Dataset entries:
__________________________________________________
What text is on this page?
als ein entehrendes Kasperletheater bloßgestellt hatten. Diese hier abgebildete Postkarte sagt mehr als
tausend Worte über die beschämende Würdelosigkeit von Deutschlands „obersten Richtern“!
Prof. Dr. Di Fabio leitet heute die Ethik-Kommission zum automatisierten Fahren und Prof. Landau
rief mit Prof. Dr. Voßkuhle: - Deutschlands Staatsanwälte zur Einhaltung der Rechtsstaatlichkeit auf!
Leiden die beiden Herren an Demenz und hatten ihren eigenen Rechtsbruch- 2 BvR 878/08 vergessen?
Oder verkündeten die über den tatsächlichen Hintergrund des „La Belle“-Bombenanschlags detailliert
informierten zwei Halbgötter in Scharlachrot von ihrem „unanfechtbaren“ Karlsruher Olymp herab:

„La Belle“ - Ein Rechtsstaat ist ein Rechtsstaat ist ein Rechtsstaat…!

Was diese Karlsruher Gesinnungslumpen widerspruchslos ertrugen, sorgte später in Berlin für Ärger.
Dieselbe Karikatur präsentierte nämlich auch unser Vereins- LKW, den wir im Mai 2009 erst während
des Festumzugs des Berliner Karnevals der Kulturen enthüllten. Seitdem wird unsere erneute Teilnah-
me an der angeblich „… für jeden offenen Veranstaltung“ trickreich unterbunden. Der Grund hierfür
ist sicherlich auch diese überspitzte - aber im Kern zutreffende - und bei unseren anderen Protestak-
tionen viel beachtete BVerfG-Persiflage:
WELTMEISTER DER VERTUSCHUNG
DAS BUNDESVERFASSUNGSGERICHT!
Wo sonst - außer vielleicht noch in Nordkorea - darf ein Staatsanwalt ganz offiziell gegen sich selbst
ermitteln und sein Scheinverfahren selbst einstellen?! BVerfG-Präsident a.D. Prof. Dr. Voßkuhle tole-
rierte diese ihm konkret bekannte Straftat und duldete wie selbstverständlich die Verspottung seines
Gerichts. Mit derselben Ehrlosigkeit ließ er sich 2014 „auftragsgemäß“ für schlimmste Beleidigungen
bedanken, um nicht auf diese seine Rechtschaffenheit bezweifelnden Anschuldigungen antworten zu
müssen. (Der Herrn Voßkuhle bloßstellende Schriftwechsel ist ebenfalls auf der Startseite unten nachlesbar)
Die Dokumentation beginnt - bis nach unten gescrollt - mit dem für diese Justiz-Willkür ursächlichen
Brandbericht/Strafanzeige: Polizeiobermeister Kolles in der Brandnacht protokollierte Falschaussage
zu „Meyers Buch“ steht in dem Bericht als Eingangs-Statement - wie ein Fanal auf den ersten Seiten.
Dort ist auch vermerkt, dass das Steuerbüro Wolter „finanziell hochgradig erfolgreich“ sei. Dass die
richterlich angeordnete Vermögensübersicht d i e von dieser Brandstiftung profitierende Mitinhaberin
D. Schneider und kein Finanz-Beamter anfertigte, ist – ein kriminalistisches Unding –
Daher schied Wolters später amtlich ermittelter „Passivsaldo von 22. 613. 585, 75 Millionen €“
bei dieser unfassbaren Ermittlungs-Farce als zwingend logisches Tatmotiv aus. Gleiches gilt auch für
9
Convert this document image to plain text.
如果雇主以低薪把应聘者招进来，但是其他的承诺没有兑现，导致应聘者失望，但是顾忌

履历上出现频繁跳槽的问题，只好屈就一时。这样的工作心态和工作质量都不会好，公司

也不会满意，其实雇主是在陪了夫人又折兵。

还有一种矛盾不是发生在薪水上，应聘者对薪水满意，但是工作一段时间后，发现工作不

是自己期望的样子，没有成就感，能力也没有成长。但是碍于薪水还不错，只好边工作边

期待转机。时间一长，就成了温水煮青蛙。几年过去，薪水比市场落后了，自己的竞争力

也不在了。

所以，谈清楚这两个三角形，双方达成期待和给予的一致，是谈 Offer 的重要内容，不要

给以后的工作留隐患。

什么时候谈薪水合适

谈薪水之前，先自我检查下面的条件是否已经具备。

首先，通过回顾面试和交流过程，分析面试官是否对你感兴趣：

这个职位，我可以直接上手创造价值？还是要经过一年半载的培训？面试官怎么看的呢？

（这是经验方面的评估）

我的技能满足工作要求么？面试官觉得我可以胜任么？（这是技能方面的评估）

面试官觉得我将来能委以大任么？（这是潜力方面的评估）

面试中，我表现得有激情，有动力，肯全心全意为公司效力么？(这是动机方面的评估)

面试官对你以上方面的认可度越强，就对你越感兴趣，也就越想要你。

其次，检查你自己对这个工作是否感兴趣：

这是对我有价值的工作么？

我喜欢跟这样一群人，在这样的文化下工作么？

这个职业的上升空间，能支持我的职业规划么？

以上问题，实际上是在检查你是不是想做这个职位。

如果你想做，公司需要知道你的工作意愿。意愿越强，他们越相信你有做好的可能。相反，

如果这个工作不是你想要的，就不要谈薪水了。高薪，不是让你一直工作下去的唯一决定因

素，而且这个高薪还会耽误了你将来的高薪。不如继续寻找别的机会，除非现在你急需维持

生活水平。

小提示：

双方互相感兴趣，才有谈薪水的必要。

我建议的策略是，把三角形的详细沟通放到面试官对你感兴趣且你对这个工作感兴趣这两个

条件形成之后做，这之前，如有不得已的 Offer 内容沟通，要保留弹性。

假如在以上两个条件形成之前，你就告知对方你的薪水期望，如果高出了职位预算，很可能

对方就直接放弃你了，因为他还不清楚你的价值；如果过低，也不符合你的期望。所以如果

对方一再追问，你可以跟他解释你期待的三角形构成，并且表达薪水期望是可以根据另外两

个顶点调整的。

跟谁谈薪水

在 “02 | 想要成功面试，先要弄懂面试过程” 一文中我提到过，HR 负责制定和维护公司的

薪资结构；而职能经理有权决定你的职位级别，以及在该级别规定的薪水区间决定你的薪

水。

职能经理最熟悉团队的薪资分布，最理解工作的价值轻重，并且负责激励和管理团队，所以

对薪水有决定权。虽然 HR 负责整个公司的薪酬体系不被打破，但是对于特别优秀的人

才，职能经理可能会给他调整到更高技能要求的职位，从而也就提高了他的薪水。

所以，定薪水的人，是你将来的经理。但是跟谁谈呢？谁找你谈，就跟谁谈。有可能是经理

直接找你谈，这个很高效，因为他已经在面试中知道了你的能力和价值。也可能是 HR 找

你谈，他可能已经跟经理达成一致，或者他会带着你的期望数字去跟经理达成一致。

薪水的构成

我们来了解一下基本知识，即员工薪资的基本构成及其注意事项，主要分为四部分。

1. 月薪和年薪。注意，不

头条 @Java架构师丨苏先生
__________________________________________________
WHAT THE TASK REQUIRES:
Retype the data in full and match it exactly.

WORKED SOLUTION:
What text is on this page?
als ein entehrendes Kasperletheater bloßgestellt hatten. Diese hier abgebildete Postkarte sagt mehr als
tausend Worte über die beschämende Würdelosigkeit von Deutschlands „obersten Richtern“!
Prof. Dr. Di Fabio leitet heute die Ethik-Kommission zum automatisierten Fahren und Prof. Landau
rief mit Prof. Dr. Voßkuhle: - Deutschlands Staatsanwälte zur Einhaltung der Rechtsstaatlichkeit auf!
Leiden die beiden Herren an Demenz und hatten ihren eigenen Rechtsbruch- 2 BvR 878/08 vergessen?
Oder verkündeten die über den tatsächlichen Hintergrund des „La Belle“-Bombenanschlags detailliert
informierten zwei Halbgötter in Scharlachrot von ihrem „unanfechtbaren“ Karlsruher Olymp herab:

„La Belle“ - Ein Rechtsstaat ist ein Rechtsstaat ist ein Rechtsstaat…!

Was diese Karlsruher Gesinnungslumpen widerspruchslos ertrugen, sorgte später in Berlin für Ärger.
Dieselbe Karikatur präsentierte nämlich auch unser Vereins- LKW, den wir im Mai 2009 erst während
des Festumzugs des Berliner Karnevals der Kulturen enthüllten. Seitdem wird unsere erneute Teilnah-
me an der angeblich „… für jeden offenen Veranstaltung“ trickreich unterbunden. Der Grund hierfür
ist sicherlich auch diese überspitzte - aber im Kern zutreffende - und bei unseren anderen Protestak-
tionen viel beachtete BVerfG-Persiflage:
WELTMEISTER DER VERTUSCHUNG
DAS BUNDESVERFASSUNGSGERICHT!
Wo sonst - außer vielleicht noch in Nordkorea - darf ein Staatsanwalt ganz offiziell gegen sich selbst
ermitteln und sein Scheinverfahren selbst einstellen?! BVerfG-Präsident a.D. Prof. Dr. Voßkuhle tole-
rierte diese ihm konkret bekannte Straftat und duldete wie selbstverständlich die Verspottung seines
Gerichts. Mit derselben Ehrlosigkeit ließ er sich 2014 „auftragsgemäß“ für schlimmste Beleidigungen
bedanken, um nicht auf diese seine Rechtschaffenheit bezweifelnden Anschuldigungen antworten zu
müssen. (Der Herrn Voßkuhle bloßstellende Schriftwechsel ist ebenfalls auf der Startseite unten nachlesbar)
Die Dokumentation beginnt - bis nach unten gescrollt - mit dem für diese Justiz-Willkür ursächlichen
Brandbericht/Strafanzeige: Polizeiobermeister Kolles in der Brandnacht protokollierte Falschaussage
zu „Meyers Buch“ steht in dem Bericht als Eingangs-Statement - wie ein Fanal auf den ersten Seiten.
Dort ist auch vermerkt, dass das Steuerbüro Wolter „finanziell hochgradig erfolgreich“ sei. Dass die
richterlich angeordnete Vermögensübersicht d i e von dieser Brandstiftung profitierende Mitinhaberin
D. Schneider und kein Finanz-Beamter anfertigte, ist – ein kriminalistisches Unding –
Daher schied Wolters später amtlich ermittelter „Passivsaldo von 22. 613. 585, 75 Millionen €“
bei dieser unfassbaren Ermittlungs-Farce als zwingend logisches Tatmotiv aus. Gleiches gilt auch für
9
Convert this document image to plain text.
如果雇主以低薪把应聘者招进来，但是其他的承诺没有兑现，导致应聘者失望，但是顾忌

履历上出现频繁跳槽的问题，只好屈就一时。这样的工作心态和工作质量都不会好，公司

也不会满意，其实雇主是在陪了夫人又折兵。

还有一种矛盾不是发生在薪水上，应聘者对薪水满意，但是工作一段时间后，发现工作不

是自己期望的样子，没有成就感，能力也没有成长。但是碍于薪水还不错，只好边工作边

期待转机。时间一长，就成了温水煮青蛙。几年过去，薪水比市场落后了，自己的竞争力

也不在了。

所以，谈清楚这两个三角形，双方达成期待和给予的一致，是谈 Offer 的重要内容，不要

给以后的工作留隐患。

什么时候谈薪水合适

谈薪水之前，先自我检查下面的条件是否已经具备。

首先，通过回顾面试和交流过程，分析面试官是否对你感兴趣：

这个职位，我可以直接上手创造价值？还是要经过一年半载的培训？面试官怎么看的呢？

（这是经验方面的评估）

我的技能满足工作要求么？面试官觉得我可以胜任么？（这是技能方面的评估）

面试官觉得我将来能委以大任么？（这是潜力方面的评估）

面试中，我表现得有激情，有动力，肯全心全意为公司效力么？(这是动机方面的评估)

面试官对你以上方面的认可度越强，就对你越感兴趣，也就越想要你。

其次，检查你自己对这个工作是否感兴趣：

这是对我有价值的工作么？

我喜欢跟这样一群人，在这样的文化下工作么？

这个职业的上升空间，能支持我的职业规划么？

以上问题，实际上是在检查你是不是想做这个职位。

如果你想做，公司需要知道你的工作意愿。意愿越强，他们越相信你有做好的可能。相反，

如果这个工作不是你想要的，就不要谈薪水了。高薪，不是让你一直工作下去的唯一决定因

素，而且这个高薪还会耽误了你将来的高薪。不如继续寻找别的机会，除非现在你急需维持

生活水平。

小提示：

双方互相感兴趣，才有谈薪水的必要。

我建议的策略是，把三角形的详细沟通放到面试官对你感兴趣且你对这个工作感兴趣这两个

条件形成之后做，这之前，如有不得已的 Offer 内容沟通，要保留弹性。

假如在以上两个条件形成之前，你就告知对方你的薪水期望，如果高出了职位预算，很可能

对方就直接放弃你了，因为他还不清楚你的价值；如果过低，也不符合你的期望。所以如果

对方一再追问，你可以跟他解释你期待的三角形构成，并且表达薪水期望是可以根据另外两

个顶点调整的。

跟谁谈薪水

在 “02 | 想要成功面试，先要弄懂面试过程” 一文中我提到过，HR 负责制定和维护公司的

薪资结构；而职能经理有权决定你的职位级别，以及在该级别规定的薪水区间决定你的薪

水。

职能经理最熟悉团队的薪资分布，最理解工作的价值轻重，并且负责激励和管理团队，所以

对薪水有决定权。虽然 HR 负责整个公司的薪酬体系不被打破，但是对于特别优秀的人

才，职能经理可能会给他调整到更高技能要求的职位，从而也就提高了他的薪水。

所以，定薪水的人，是你将来的经理。但是跟谁谈呢？谁找你谈，就跟谁谈。有可能是经理

直接找你谈，这个很高效，因为他已经在面试中知道了你的能力和价值。也可能是 HR 找

你谈，他可能已经跟经理达成一致，或者他会带着你的期望数字去跟经理达成一致。

薪水的构成

我们来了解一下基本知识，即员工薪资的基本构成及其注意事项，主要分为四部分。

1. 月薪和年薪。注意，不

头条 @Java架构师丨苏先生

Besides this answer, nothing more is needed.